# [Aim of the exercise]
Update the listing below, changing each "tab-close-icon" to "tab-dismiss-icon" and leaving every other character as it is.
━━━ Data supplied
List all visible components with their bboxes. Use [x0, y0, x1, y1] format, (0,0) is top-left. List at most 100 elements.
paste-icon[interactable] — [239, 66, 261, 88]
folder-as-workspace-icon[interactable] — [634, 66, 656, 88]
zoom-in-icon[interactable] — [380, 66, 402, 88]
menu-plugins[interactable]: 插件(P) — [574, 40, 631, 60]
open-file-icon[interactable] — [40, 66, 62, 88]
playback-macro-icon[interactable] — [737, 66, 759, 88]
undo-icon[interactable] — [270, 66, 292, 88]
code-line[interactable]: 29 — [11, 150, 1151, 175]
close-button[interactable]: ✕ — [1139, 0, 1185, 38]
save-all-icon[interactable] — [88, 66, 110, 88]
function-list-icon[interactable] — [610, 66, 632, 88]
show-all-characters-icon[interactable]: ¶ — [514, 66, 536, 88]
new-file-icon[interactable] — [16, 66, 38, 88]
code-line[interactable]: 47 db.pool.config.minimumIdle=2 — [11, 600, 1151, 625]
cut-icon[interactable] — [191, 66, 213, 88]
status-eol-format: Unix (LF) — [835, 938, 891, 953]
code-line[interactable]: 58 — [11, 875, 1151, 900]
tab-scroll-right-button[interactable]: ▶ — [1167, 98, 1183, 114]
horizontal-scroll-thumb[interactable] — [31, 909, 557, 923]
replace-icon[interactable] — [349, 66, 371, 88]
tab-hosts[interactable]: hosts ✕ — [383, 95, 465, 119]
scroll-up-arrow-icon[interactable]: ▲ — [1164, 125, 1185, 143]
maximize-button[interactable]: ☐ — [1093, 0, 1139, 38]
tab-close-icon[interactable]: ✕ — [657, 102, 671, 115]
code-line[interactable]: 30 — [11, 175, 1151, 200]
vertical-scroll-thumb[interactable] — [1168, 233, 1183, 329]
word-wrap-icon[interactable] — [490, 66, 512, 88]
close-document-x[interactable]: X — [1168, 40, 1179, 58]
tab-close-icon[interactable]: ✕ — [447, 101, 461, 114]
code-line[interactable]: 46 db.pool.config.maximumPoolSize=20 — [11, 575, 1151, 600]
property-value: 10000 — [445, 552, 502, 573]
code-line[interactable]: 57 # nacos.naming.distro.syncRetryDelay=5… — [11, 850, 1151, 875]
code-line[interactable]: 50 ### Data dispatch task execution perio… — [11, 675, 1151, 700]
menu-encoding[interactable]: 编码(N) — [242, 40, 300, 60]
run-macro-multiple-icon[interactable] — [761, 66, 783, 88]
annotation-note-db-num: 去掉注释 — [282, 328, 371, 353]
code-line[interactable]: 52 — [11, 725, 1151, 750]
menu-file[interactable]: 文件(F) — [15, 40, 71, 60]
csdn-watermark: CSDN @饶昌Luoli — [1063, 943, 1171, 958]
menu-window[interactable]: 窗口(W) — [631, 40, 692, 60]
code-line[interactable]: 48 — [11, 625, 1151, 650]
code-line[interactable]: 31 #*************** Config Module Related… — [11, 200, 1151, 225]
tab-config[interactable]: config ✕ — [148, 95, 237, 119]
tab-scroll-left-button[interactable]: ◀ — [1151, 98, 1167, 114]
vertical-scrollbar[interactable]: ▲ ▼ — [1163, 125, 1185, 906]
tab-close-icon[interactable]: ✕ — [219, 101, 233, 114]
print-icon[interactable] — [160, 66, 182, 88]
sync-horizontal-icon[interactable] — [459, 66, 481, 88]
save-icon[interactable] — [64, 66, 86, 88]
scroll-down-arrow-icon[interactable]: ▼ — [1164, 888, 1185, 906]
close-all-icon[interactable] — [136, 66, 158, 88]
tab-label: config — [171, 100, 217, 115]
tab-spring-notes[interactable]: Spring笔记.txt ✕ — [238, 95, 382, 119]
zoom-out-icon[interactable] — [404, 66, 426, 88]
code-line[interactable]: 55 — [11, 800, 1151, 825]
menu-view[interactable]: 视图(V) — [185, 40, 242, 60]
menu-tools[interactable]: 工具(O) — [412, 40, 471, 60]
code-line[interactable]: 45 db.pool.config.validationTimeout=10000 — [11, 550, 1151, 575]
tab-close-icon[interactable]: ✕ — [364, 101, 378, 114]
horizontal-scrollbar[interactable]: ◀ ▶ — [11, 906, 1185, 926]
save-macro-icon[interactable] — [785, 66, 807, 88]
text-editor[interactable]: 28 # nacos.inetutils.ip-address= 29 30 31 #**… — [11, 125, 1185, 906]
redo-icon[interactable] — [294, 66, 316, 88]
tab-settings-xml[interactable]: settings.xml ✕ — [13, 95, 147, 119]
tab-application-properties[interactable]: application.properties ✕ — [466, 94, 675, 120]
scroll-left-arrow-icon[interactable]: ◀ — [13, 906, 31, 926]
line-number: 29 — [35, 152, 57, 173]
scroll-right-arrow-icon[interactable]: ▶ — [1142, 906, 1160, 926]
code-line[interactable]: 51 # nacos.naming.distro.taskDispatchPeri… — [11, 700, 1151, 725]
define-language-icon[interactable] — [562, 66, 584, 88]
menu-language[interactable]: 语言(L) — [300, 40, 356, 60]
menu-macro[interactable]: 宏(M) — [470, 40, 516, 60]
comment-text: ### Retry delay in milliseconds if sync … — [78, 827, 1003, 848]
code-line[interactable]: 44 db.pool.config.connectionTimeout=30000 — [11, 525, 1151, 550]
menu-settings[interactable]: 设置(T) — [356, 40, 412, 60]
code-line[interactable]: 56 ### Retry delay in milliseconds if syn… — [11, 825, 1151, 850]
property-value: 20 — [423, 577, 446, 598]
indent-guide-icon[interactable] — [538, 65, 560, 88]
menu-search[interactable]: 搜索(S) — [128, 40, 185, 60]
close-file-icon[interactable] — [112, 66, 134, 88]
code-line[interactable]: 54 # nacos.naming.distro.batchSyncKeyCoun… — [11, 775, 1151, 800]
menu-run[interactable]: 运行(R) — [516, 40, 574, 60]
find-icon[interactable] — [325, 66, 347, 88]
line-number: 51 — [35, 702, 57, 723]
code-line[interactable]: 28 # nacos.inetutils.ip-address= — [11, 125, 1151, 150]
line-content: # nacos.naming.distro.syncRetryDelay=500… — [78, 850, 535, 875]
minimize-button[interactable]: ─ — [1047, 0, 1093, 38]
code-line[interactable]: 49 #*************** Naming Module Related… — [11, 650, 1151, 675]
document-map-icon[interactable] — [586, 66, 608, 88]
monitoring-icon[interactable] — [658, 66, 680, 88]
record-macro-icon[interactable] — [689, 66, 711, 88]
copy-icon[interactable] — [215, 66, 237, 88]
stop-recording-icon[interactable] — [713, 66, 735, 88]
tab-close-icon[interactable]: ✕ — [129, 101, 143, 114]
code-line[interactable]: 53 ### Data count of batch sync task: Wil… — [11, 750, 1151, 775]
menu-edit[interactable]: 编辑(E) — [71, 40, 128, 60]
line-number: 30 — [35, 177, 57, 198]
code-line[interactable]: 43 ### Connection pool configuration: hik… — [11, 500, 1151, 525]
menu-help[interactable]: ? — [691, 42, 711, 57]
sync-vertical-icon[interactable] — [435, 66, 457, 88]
━━━━━━
# [Result for this exercise]
List all visible components with their bboxes. Use [x0, y0, x1, y1] format, (0,0) is top-left. List at most 100 elements.
paste-icon[interactable] — [239, 66, 261, 88]
folder-as-workspace-icon[interactable] — [634, 66, 656, 88]
zoom-in-icon[interactable] — [380, 66, 402, 88]
menu-plugins[interactable]: 插件(P) — [574, 40, 631, 60]
open-file-icon[interactable] — [40, 66, 62, 88]
playback-macro-icon[interactable] — [737, 66, 759, 88]
undo-icon[interactable] — [270, 66, 292, 88]
code-line[interactable]: 29 — [11, 150, 1151, 175]
close-button[interactable]: ✕ — [1139, 0, 1185, 38]
save-all-icon[interactable] — [88, 66, 110, 88]
function-list-icon[interactable] — [610, 66, 632, 88]
show-all-characters-icon[interactable]: ¶ — [514, 66, 536, 88]
new-file-icon[interactable] — [16, 66, 38, 88]
code-line[interactable]: 47 db.pool.config.minimumIdle=2 — [11, 600, 1151, 625]
cut-icon[interactable] — [191, 66, 213, 88]
status-eol-format: Unix (LF) — [835, 938, 891, 953]
code-line[interactable]: 58 — [11, 875, 1151, 900]
tab-scroll-right-button[interactable]: ▶ — [1167, 98, 1183, 114]
horizontal-scroll-thumb[interactable] — [31, 909, 557, 923]
replace-icon[interactable] — [349, 66, 371, 88]
tab-hosts[interactable]: hosts ✕ — [383, 95, 465, 119]
scroll-up-arrow-icon[interactable]: ▲ — [1164, 125, 1185, 143]
maximize-button[interactable]: ☐ — [1093, 0, 1139, 38]
tab-dismiss-icon[interactable]: ✕ — [657, 102, 671, 115]
code-line[interactable]: 30 — [11, 175, 1151, 200]
vertical-scroll-thumb[interactable] — [1168, 233, 1183, 329]
word-wrap-icon[interactable] — [490, 66, 512, 88]
close-document-x[interactable]: X — [1168, 40, 1179, 58]
tab-dismiss-icon[interactable]: ✕ — [447, 101, 461, 114]
code-line[interactable]: 46 db.pool.config.maximumPoolSize=20 — [11, 575, 1151, 600]
property-value: 10000 — [445, 552, 502, 573]
code-line[interactable]: 57 # nacos.naming.distro.syncRetryDelay=5… — [11, 850, 1151, 875]
code-line[interactable]: 50 ### Data dispatch task execution perio… — [11, 675, 1151, 700]
menu-encoding[interactable]: 编码(N) — [242, 40, 300, 60]
run-macro-multiple-icon[interactable] — [761, 66, 783, 88]
annotation-note-db-num: 去掉注释 — [282, 328, 371, 353]
code-line[interactable]: 52 — [11, 725, 1151, 750]
menu-file[interactable]: 文件(F) — [15, 40, 71, 60]
csdn-watermark: CSDN @饶昌Luoli — [1063, 943, 1171, 958]
menu-window[interactable]: 窗口(W) — [631, 40, 692, 60]
code-line[interactable]: 48 — [11, 625, 1151, 650]
code-line[interactable]: 31 #*************** Config Module Related… — [11, 200, 1151, 225]
tab-config[interactable]: config ✕ — [148, 95, 237, 119]
tab-scroll-left-button[interactable]: ◀ — [1151, 98, 1167, 114]
vertical-scrollbar[interactable]: ▲ ▼ — [1163, 125, 1185, 906]
tab-dismiss-icon[interactable]: ✕ — [219, 101, 233, 114]
print-icon[interactable] — [160, 66, 182, 88]
sync-horizontal-icon[interactable] — [459, 66, 481, 88]
save-icon[interactable] — [64, 66, 86, 88]
scroll-down-arrow-icon[interactable]: ▼ — [1164, 888, 1185, 906]
close-all-icon[interactable] — [136, 66, 158, 88]
tab-label: config — [171, 100, 217, 115]
tab-spring-notes[interactable]: Spring笔记.txt ✕ — [238, 95, 382, 119]
zoom-out-icon[interactable] — [404, 66, 426, 88]
code-line[interactable]: 55 — [11, 800, 1151, 825]
menu-view[interactable]: 视图(V) — [185, 40, 242, 60]
menu-tools[interactable]: 工具(O) — [412, 40, 471, 60]
code-line[interactable]: 45 db.pool.config.validationTimeout=10000 — [11, 550, 1151, 575]
tab-dismiss-icon[interactable]: ✕ — [364, 101, 378, 114]
horizontal-scrollbar[interactable]: ◀ ▶ — [11, 906, 1185, 926]
save-macro-icon[interactable] — [785, 66, 807, 88]
text-editor[interactable]: 28 # nacos.inetutils.ip-address= 29 30 31 #**… — [11, 125, 1185, 906]
redo-icon[interactable] — [294, 66, 316, 88]
tab-settings-xml[interactable]: settings.xml ✕ — [13, 95, 147, 119]
tab-application-properties[interactable]: application.properties ✕ — [466, 94, 675, 120]
scroll-left-arrow-icon[interactable]: ◀ — [13, 906, 31, 926]
line-number: 29 — [35, 152, 57, 173]
scroll-right-arrow-icon[interactable]: ▶ — [1142, 906, 1160, 926]
code-line[interactable]: 51 # nacos.naming.distro.taskDispatchPeri… — [11, 700, 1151, 725]
define-language-icon[interactable] — [562, 66, 584, 88]
menu-language[interactable]: 语言(L) — [300, 40, 356, 60]
menu-macro[interactable]: 宏(M) — [470, 40, 516, 60]
comment-text: ### Retry delay in milliseconds if sync … — [78, 827, 1003, 848]
code-line[interactable]: 44 db.pool.config.connectionTimeout=30000 — [11, 525, 1151, 550]
menu-settings[interactable]: 设置(T) — [356, 40, 412, 60]
code-line[interactable]: 56 ### Retry delay in milliseconds if syn… — [11, 825, 1151, 850]
property-value: 20 — [423, 577, 446, 598]
indent-guide-icon[interactable] — [538, 65, 560, 88]
menu-search[interactable]: 搜索(S) — [128, 40, 185, 60]
close-file-icon[interactable] — [112, 66, 134, 88]
code-line[interactable]: 54 # nacos.naming.distro.batchSyncKeyCoun… — [11, 775, 1151, 800]
menu-run[interactable]: 运行(R) — [516, 40, 574, 60]
find-icon[interactable] — [325, 66, 347, 88]
line-number: 51 — [35, 702, 57, 723]
code-line[interactable]: 28 # nacos.inetutils.ip-address= — [11, 125, 1151, 150]
line-content: # nacos.naming.distro.syncRetryDelay=500… — [78, 850, 535, 875]
minimize-button[interactable]: ─ — [1047, 0, 1093, 38]
code-line[interactable]: 49 #*************** Naming Module Related… — [11, 650, 1151, 675]
document-map-icon[interactable] — [586, 66, 608, 88]
monitoring-icon[interactable] — [658, 66, 680, 88]
record-macro-icon[interactable] — [689, 66, 711, 88]
copy-icon[interactable] — [215, 66, 237, 88]
stop-recording-icon[interactable] — [713, 66, 735, 88]
tab-dismiss-icon[interactable]: ✕ — [129, 101, 143, 114]
code-line[interactable]: 53 ### Data count of batch sync task: Wil… — [11, 750, 1151, 775]
menu-edit[interactable]: 编辑(E) — [71, 40, 128, 60]
line-number: 30 — [35, 177, 57, 198]
code-line[interactable]: 43 ### Connection pool configuration: hik… — [11, 500, 1151, 525]
menu-help[interactable]: ? — [691, 42, 711, 57]
sync-vertical-icon[interactable] — [435, 66, 457, 88]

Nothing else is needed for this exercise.